--- Begin PROVIDED DATA ---
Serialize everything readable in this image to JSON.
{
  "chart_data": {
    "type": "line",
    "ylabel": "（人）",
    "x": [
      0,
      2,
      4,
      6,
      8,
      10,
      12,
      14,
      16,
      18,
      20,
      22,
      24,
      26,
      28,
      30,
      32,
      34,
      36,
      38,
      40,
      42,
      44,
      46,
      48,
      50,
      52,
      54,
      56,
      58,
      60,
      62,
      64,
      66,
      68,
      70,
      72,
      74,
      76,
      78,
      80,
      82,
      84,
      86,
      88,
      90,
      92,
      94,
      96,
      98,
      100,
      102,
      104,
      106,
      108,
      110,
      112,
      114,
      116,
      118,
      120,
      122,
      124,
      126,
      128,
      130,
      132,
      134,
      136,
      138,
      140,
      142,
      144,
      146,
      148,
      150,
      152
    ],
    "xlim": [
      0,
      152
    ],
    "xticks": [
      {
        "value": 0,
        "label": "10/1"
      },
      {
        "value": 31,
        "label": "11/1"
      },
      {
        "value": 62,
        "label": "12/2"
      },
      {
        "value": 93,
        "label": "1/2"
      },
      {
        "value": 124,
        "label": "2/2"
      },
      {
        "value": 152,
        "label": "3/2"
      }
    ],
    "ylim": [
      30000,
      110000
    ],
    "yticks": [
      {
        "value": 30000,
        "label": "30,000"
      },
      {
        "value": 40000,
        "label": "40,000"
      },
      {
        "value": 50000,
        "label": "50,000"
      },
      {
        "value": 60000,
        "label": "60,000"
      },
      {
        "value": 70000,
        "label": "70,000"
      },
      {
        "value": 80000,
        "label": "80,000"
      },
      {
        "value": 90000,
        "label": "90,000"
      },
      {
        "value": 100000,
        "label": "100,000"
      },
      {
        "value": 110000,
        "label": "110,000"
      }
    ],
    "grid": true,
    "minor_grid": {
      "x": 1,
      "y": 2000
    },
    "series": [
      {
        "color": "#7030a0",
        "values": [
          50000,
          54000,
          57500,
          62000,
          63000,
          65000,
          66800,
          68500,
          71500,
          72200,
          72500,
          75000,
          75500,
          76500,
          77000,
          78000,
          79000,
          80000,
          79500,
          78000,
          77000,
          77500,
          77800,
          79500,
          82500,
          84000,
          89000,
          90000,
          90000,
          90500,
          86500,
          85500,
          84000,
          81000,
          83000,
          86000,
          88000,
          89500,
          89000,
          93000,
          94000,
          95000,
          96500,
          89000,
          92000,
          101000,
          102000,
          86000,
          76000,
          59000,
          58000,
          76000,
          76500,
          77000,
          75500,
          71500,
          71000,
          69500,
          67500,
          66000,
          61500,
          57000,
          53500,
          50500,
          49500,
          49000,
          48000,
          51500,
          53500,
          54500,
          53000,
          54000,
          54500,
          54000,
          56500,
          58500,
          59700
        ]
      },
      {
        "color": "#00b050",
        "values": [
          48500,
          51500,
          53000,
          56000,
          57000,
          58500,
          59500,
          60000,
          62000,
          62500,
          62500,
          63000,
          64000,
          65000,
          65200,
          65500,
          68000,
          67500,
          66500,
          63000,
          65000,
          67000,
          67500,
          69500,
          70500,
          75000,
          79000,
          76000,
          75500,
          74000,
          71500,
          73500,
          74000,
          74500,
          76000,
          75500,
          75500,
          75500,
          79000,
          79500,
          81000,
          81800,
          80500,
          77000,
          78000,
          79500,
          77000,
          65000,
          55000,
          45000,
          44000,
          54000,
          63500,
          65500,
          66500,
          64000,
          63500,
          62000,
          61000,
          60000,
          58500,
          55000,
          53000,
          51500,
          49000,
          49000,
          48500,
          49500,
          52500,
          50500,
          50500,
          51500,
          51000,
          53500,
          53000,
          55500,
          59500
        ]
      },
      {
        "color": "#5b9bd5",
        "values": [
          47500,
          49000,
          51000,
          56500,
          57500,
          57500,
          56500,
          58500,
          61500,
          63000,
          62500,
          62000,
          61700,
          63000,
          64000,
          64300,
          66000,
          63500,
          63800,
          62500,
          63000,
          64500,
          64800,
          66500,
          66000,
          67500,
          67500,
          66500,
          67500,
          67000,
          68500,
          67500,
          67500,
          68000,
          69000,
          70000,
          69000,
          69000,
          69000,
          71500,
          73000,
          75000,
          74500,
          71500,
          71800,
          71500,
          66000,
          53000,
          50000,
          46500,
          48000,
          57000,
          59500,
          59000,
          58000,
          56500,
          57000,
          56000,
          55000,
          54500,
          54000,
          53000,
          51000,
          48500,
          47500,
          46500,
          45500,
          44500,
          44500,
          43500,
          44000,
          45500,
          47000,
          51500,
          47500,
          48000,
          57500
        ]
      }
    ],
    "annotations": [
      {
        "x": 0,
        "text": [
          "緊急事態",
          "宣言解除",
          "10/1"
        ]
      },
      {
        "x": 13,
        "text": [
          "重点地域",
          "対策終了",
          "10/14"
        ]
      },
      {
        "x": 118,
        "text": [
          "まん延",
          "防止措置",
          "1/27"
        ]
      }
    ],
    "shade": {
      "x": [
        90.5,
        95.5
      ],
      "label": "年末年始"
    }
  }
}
--- End PROVIDED DATA ---
Each record should come back exactly as written.

◆ RESULT
Serialize everything readable in this image to JSON.
{
  "chart_data": {
    "type": "line",
    "ylabel": "（人）",
    "x": [
      0,
      2,
      4,
      6,
      8,
      10,
      12,
      14,
      16,
      18,
      20,
      22,
      24,
      26,
      28,
      30,
      32,
      34,
      36,
      38,
      40,
      42,
      44,
      46,
      48,
      50,
      52,
      54,
      56,
      58,
      60,
      62,
      64,
      66,
      68,
      70,
      72,
      74,
      76,
      78,
      80,
      82,
      84,
      86,
      88,
      90,
      92,
      94,
      96,
      98,
      100,
      102,
      104,
      106,
      108,
      110,
      112,
      114,
      116,
      118,
      120,
      122,
      124,
      126,
      128,
      130,
      132,
      134,
      136,
      138,
      140,
      142,
      144,
      146,
      148,
      150,
      152
    ],
    "xlim": [
      0,
      152
    ],
    "xticks": [
      {
        "value": 0,
        "label": "10/1"
      },
      {
        "value": 31,
        "label": "11/1"
      },
      {
        "value": 62,
        "label": "12/2"
      },
      {
        "value": 93,
        "label": "1/2"
      },
      {
        "value": 124,
        "label": "2/2"
      },
      {
        "value": 152,
        "label": "3/2"
      }
    ],
    "ylim": [
      30000,
      110000
    ],
    "yticks": [
      {
        "value": 30000,
        "label": "30,000"
      },
      {
        "value": 40000,
        "label": "40,000"
      },
      {
        "value": 50000,
        "label": "50,000"
      },
      {
        "value": 60000,
        "label": "60,000"
      },
      {
        "value": 70000,
        "label": "70,000"
      },
      {
        "value": 80000,
        "label": "80,000"
      },
      {
        "value": 90000,
        "label": "90,000"
      },
      {
        "value": 100000,
        "label": "100,000"
      },
      {
        "value": 110000,
        "label": "110,000"
      }
    ],
    "grid": true,
    "minor_grid": {
      "x": 1,
      "y": 2000
    },
    "series": [
      {
        "color": "#7030a0",
        "values": [
          50000,
          54000,
          57500,
          62000,
          63000,
          65000,
          66800,
          68500,
          71500,
          72200,
          72500,
          75000,
          75500,
          76500,
          77000,
          78000,
          79000,
          80000,
          79500,
          78000,
          77000,
          77500,
          77800,
          79500,
          82500,
          84000,
          89000,
          90000,
          90000,
          90500,
          86500,
          85500,
          84000,
          81000,
          83000,
          86000,
          88000,
          89500,
          89000,
          93000,
          94000,
          95000,
          96500,
          89000,
          92000,
          101000,
          102000,
          86000,
          76000,
          59000,
          58000,
          76000,
          76500,
          77000,
          75500,
          71500,
          71000,
          69500,
          67500,
          66000,
          61500,
          57000,
          53500,
          50500,
          49500,
          49000,
          48000,
          51500,
          53500,
          54500,
          53000,
          54000,
          54500,
          54000,
          56500,
          58500,
          59700
        ]
      },
      {
        "color": "#00b050",
        "values": [
          48500,
          51500,
          53000,
          56000,
          57000,
          58500,
          59500,
          60000,
          62000,
          62500,
          62500,
          63000,
          64000,
          65000,
          65200,
          65500,
          68000,
          67500,
          66500,
          63000,
          65000,
          67000,
          67500,
          69500,
          70500,
          75000,
          79000,
          76000,
          75500,
          74000,
          71500,
          73500,
          74000,
          74500,
          76000,
          75500,
          75500,
          75500,
          79000,
          79500,
          81000,
          81800,
          80500,
          77000,
          78000,
          79500,
          77000,
          65000,
          55000,
          45000,
          44000,
          54000,
          63500,
          65500,
          66500,
          64000,
          63500,
          62000,
          61000,
          60000,
          58500,
          55000,
          53000,
          51500,
          49000,
          49000,
          48500,
          49500,
          52500,
          50500,
          50500,
          51500,
          51000,
          53500,
          53000,
          55500,
          59500
        ]
      },
      {
        "color": "#5b9bd5",
        "values": [
          47500,
          49000,
          51000,
          56500,
          57500,
          57500,
          56500,
          58500,
          61500,
          63000,
          62500,
          62000,
          61700,
          63000,
          64000,
          64300,
          66000,
          63500,
          63800,
          62500,
          63000,
          64500,
          64800,
          66500,
          66000,
          67500,
          67500,
          66500,
          67500,
          67000,
          68500,
          67500,
          67500,
          68000,
          69000,
          70000,
          69000,
          69000,
          69000,
          71500,
          73000,
          75000,
          74500,
          71500,
          71800,
          71500,
          66000,
          53000,
          50000,
          46500,
          48000,
          57000,
          59500,
          59000,
          58000,
          56500,
          57000,
          56000,
          55000,
          54500,
          54000,
          53000,
          51000,
          48500,
          47500,
          46500,
          45500,
          44500,
          44500,
          43500,
          44000,
          45500,
          47000,
          51500,
          47500,
          48000,
          57500
        ]
      }
    ],
    "annotations": [
      {
        "x": 0,
        "text": [
          "緊急事態",
          "宣言解除",
          "10/1"
        ]
      },
      {
        "x": 13,
        "text": [
          "重点地域",
          "対策終了",
          "10/14"
        ]
      },
      {
        "x": 118,
        "text": [
          "まん延",
          "防止措置",
          "1/27"
        ]
      }
    ],
    "shade": {
      "x": [
        90.5,
        95.5
      ],
      "label": "年末年始"
    }
  }
}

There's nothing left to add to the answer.